▶ Goal: Transcribe all of the records precisely as they are presented.

+ + +

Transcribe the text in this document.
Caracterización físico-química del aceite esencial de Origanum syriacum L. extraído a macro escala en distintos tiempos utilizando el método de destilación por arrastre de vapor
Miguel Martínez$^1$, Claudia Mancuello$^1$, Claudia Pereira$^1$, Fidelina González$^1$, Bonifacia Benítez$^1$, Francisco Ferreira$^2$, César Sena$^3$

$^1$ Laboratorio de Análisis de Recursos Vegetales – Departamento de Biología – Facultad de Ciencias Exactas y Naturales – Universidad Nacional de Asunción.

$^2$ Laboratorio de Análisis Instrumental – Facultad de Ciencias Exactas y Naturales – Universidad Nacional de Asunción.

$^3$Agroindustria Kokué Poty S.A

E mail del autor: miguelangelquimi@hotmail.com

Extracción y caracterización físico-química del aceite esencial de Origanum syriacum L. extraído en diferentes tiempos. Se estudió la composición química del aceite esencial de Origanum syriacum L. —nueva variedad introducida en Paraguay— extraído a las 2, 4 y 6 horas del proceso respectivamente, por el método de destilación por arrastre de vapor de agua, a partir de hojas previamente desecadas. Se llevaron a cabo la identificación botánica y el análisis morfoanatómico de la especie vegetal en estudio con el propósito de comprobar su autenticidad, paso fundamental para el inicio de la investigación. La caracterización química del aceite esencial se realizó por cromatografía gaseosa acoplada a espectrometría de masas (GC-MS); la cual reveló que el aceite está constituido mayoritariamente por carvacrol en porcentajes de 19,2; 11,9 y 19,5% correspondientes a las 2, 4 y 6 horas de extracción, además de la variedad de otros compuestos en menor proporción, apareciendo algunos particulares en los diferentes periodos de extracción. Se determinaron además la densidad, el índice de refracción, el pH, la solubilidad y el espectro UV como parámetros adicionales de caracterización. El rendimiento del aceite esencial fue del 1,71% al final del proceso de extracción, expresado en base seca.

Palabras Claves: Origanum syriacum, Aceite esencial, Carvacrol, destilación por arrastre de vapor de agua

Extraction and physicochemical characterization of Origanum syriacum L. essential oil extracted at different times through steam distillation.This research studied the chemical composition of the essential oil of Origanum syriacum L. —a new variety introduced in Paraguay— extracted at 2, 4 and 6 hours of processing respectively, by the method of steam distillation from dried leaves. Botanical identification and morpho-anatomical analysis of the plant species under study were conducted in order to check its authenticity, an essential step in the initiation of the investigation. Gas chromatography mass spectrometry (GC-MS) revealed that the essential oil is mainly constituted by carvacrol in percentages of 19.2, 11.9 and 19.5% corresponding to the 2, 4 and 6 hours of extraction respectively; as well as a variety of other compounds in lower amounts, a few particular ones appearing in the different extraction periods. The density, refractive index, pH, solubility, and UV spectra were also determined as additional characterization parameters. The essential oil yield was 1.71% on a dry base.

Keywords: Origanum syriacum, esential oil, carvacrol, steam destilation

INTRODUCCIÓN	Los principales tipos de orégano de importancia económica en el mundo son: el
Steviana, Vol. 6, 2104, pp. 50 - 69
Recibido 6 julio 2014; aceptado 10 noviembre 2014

+ + +

▶ Written response:
Transcribe the text in this document.
Caracterización físico-química del aceite esencial de Origanum syriacum L. extraído a macro escala en distintos tiempos utilizando el método de destilación por arrastre de vapor
Miguel Martínez$^1$, Claudia Mancuello$^1$, Claudia Pereira$^1$, Fidelina González$^1$, Bonifacia Benítez$^1$, Francisco Ferreira$^2$, César Sena$^3$

$^1$ Laboratorio de Análisis de Recursos Vegetales – Departamento de Biología – Facultad de Ciencias Exactas y Naturales – Universidad Nacional de Asunción.

$^2$ Laboratorio de Análisis Instrumental – Facultad de Ciencias Exactas y Naturales – Universidad Nacional de Asunción.

$^3$Agroindustria Kokué Poty S.A

E mail del autor: miguelangelquimi@hotmail.com

Extracción y caracterización físico-química del aceite esencial de Origanum syriacum L. extraído en diferentes tiempos. Se estudió la composición química del aceite esencial de Origanum syriacum L. —nueva variedad introducida en Paraguay— extraído a las 2, 4 y 6 horas del proceso respectivamente, por el método de destilación por arrastre de vapor de agua, a partir de hojas previamente desecadas. Se llevaron a cabo la identificación botánica y el análisis morfoanatómico de la especie vegetal en estudio con el propósito de comprobar su autenticidad, paso fundamental para el inicio de la investigación. La caracterización química del aceite esencial se realizó por cromatografía gaseosa acoplada a espectrometría de masas (GC-MS); la cual reveló que el aceite está constituido mayoritariamente por carvacrol en porcentajes de 19,2; 11,9 y 19,5% correspondientes a las 2, 4 y 6 horas de extracción, además de la variedad de otros compuestos en menor proporción, apareciendo algunos particulares en los diferentes periodos de extracción. Se determinaron además la densidad, el índice de refracción, el pH, la solubilidad y el espectro UV como parámetros adicionales de caracterización. El rendimiento del aceite esencial fue del 1,71% al final del proceso de extracción, expresado en base seca.

Palabras Claves: Origanum syriacum, Aceite esencial, Carvacrol, destilación por arrastre de vapor de agua

Extraction and physicochemical characterization of Origanum syriacum L. essential oil extracted at different times through steam distillation.This research studied the chemical composition of the essential oil of Origanum syriacum L. —a new variety introduced in Paraguay— extracted at 2, 4 and 6 hours of processing respectively, by the method of steam distillation from dried leaves. Botanical identification and morpho-anatomical analysis of the plant species under study were conducted in order to check its authenticity, an essential step in the initiation of the investigation. Gas chromatography mass spectrometry (GC-MS) revealed that the essential oil is mainly constituted by carvacrol in percentages of 19.2, 11.9 and 19.5% corresponding to the 2, 4 and 6 hours of extraction respectively; as well as a variety of other compounds in lower amounts, a few particular ones appearing in the different extraction periods. The density, refractive index, pH, solubility, and UV spectra were also determined as additional characterization parameters. The essential oil yield was 1.71% on a dry base.

Keywords: Origanum syriacum, esential oil, carvacrol, steam destilation

INTRODUCCIÓN	Los principales tipos de orégano de importancia económica en el mundo son: el
Steviana, Vol. 6, 2104, pp. 50 - 69
Recibido 6 julio 2014; aceptado 10 noviembre 2014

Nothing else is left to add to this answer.